Short task
Your answer should be one number: how many lines of the records hold the string "timestamp".

Materials provided
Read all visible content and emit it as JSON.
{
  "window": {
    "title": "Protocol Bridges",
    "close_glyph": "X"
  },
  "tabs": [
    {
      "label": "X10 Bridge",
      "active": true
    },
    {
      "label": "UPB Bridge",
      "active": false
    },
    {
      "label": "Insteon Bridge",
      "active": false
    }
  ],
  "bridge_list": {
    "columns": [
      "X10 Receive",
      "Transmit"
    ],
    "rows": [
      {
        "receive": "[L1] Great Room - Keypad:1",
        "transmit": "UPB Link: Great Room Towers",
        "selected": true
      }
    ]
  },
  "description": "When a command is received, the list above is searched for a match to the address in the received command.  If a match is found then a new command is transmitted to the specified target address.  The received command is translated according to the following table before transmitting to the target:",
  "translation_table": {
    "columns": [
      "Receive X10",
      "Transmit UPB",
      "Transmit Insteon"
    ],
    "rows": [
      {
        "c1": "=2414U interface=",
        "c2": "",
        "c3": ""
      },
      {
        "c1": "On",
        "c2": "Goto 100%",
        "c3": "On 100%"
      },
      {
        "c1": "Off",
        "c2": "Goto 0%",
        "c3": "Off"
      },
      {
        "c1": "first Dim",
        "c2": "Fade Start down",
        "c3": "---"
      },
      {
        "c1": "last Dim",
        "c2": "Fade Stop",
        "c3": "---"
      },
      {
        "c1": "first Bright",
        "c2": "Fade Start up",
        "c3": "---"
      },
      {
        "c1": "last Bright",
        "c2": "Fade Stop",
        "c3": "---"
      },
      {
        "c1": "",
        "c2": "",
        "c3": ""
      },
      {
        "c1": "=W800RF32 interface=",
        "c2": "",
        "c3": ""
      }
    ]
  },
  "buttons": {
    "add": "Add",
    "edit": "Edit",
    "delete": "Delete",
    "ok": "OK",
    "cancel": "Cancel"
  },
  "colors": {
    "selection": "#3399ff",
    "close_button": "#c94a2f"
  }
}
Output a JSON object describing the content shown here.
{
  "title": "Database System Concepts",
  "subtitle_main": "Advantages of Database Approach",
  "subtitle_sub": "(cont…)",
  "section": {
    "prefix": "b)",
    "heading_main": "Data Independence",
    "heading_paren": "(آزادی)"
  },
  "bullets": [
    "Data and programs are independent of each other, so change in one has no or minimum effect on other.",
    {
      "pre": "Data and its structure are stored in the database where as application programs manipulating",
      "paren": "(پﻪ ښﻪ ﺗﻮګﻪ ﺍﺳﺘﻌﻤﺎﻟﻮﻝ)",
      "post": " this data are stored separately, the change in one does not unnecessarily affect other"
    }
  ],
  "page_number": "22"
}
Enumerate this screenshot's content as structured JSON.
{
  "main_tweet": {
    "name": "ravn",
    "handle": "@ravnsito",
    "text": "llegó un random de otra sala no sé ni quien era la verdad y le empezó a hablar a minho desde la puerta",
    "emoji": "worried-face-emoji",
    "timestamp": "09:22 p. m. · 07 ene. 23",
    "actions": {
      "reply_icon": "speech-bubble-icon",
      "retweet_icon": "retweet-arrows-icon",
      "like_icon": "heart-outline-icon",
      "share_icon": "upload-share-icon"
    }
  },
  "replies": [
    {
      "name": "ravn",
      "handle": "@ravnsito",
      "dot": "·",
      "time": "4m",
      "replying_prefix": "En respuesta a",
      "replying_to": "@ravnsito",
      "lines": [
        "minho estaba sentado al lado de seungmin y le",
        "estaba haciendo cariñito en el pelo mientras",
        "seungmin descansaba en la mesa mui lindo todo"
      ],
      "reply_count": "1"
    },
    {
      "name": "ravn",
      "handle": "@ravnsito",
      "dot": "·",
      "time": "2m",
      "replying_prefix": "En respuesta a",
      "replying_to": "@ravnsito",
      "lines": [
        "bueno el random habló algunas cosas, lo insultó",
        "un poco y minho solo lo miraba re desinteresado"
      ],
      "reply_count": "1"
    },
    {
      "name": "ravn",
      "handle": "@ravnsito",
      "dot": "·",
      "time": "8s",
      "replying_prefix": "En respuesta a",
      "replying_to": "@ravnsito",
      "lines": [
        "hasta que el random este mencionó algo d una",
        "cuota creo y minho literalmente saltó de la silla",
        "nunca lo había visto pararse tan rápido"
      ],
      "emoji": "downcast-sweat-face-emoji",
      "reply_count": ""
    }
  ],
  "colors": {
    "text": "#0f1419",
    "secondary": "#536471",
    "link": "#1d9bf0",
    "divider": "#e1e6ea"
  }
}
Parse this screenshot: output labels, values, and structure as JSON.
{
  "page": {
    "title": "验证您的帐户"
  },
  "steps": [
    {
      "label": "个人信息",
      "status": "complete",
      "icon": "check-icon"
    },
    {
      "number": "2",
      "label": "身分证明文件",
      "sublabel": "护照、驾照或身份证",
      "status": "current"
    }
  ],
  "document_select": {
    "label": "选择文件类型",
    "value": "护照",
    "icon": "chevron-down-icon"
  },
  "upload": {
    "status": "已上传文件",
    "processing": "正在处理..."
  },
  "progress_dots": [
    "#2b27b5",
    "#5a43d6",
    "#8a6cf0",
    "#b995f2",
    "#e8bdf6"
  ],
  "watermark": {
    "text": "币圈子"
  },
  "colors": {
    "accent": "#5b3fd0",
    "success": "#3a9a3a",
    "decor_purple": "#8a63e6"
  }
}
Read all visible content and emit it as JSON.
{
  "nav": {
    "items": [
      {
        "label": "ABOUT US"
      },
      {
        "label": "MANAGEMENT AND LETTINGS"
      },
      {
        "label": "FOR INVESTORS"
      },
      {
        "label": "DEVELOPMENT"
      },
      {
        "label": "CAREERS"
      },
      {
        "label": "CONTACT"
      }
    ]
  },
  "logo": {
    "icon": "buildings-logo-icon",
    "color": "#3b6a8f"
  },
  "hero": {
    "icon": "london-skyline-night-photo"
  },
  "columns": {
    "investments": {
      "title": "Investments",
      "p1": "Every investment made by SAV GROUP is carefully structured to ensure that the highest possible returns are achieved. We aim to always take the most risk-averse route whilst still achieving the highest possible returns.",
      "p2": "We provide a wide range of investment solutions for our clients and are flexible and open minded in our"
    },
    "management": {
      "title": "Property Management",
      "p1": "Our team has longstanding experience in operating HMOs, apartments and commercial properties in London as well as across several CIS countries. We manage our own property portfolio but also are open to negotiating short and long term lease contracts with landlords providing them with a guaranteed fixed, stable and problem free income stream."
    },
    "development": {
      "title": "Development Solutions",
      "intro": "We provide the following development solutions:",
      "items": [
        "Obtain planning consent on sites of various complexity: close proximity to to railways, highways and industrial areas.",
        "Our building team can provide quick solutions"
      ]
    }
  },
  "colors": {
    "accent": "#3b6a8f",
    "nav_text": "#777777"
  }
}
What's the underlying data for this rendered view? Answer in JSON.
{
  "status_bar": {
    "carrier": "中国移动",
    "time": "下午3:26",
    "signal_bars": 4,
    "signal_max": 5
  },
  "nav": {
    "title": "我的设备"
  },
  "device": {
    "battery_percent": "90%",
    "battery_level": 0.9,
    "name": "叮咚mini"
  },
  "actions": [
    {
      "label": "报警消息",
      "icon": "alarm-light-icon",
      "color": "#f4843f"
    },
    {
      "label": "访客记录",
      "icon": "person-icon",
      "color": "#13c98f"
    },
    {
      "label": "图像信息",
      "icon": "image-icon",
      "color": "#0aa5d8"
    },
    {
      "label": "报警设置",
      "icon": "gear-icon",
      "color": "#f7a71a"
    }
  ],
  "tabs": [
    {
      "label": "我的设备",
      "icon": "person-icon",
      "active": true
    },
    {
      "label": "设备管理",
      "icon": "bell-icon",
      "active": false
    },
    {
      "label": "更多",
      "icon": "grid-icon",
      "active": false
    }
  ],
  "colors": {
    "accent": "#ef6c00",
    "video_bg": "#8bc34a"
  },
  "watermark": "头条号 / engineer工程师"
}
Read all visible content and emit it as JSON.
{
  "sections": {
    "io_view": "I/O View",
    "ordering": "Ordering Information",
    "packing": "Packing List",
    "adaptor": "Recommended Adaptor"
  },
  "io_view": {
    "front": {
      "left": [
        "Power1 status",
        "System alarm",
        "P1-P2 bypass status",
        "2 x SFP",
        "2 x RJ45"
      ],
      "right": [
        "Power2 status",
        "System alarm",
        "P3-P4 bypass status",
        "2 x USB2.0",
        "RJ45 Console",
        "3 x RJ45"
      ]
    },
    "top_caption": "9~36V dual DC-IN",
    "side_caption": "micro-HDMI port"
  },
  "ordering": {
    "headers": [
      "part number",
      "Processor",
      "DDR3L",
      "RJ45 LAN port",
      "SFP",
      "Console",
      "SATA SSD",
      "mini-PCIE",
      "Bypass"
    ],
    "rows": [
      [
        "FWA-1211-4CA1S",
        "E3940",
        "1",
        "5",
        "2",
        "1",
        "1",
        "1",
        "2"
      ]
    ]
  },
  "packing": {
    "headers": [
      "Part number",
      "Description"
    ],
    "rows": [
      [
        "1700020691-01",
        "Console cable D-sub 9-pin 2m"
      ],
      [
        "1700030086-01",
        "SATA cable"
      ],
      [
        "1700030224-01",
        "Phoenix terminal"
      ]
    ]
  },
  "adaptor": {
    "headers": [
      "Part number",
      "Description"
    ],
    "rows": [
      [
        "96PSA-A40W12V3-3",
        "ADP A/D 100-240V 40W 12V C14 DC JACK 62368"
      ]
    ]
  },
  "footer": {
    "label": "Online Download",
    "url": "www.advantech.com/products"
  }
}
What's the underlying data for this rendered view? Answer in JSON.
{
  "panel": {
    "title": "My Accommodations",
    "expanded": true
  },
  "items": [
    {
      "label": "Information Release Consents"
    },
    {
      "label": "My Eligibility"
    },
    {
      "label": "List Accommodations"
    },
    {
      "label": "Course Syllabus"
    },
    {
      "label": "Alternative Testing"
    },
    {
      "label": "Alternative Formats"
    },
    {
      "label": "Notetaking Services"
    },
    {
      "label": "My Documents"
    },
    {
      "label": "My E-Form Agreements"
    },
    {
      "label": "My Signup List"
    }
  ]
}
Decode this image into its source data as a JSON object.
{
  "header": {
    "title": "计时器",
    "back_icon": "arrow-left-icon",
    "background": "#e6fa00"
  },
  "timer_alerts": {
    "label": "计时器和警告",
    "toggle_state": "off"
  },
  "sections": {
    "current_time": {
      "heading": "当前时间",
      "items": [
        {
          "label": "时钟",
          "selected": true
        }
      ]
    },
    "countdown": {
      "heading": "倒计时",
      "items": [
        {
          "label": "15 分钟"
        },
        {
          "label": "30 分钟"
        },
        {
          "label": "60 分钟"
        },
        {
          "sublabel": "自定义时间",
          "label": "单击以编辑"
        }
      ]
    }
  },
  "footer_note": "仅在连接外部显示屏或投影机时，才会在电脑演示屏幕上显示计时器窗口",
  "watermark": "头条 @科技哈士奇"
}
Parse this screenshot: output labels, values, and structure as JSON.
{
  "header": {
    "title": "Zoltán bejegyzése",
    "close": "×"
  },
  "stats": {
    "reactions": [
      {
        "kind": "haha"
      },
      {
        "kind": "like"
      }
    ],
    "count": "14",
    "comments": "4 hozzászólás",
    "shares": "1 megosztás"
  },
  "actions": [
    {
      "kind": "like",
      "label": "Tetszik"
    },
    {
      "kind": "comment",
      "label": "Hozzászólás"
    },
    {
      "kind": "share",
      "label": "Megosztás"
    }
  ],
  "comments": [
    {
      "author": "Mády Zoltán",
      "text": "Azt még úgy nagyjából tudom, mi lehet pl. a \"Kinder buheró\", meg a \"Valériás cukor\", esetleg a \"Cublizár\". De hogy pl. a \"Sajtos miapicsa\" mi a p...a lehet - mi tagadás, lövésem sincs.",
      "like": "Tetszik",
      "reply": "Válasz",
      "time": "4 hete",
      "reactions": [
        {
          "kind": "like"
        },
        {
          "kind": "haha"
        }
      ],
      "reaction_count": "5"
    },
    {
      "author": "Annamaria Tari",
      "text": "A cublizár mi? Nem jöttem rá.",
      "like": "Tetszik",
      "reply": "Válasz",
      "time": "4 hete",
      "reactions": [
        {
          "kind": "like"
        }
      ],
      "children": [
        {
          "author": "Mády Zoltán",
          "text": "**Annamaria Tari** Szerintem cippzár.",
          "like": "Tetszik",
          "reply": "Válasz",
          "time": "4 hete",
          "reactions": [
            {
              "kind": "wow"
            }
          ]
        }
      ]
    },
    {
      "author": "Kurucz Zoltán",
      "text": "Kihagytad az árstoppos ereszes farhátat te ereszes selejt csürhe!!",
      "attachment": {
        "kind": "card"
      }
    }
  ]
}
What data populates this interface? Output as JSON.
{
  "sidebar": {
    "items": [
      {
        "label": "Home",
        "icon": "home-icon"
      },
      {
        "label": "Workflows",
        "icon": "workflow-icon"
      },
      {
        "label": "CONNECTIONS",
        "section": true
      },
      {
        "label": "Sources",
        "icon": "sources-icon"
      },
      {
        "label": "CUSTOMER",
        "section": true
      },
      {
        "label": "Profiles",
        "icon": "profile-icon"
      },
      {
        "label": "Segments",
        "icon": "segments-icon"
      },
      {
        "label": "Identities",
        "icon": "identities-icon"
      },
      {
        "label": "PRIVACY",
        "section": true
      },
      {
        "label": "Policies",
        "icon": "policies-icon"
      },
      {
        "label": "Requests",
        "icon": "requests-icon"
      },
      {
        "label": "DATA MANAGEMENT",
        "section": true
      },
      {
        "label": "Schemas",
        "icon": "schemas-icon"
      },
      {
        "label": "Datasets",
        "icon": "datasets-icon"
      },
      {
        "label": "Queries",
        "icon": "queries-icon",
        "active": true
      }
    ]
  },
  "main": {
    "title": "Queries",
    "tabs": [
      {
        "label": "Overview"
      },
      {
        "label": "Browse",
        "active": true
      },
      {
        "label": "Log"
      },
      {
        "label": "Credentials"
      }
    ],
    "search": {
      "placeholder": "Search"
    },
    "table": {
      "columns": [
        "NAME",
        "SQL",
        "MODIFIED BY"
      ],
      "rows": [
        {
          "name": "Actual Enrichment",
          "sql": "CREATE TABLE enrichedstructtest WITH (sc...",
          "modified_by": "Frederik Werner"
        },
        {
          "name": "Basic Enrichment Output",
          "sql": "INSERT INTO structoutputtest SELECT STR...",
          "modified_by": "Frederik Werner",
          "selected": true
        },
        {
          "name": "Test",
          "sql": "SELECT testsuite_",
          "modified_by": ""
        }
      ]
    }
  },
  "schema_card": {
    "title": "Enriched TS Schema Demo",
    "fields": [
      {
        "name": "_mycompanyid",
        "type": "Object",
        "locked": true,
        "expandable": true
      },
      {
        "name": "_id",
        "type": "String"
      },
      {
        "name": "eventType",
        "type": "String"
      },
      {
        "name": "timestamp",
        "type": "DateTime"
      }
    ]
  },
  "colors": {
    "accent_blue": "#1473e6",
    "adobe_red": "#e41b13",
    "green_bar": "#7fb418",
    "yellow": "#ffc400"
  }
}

Solved exercise
2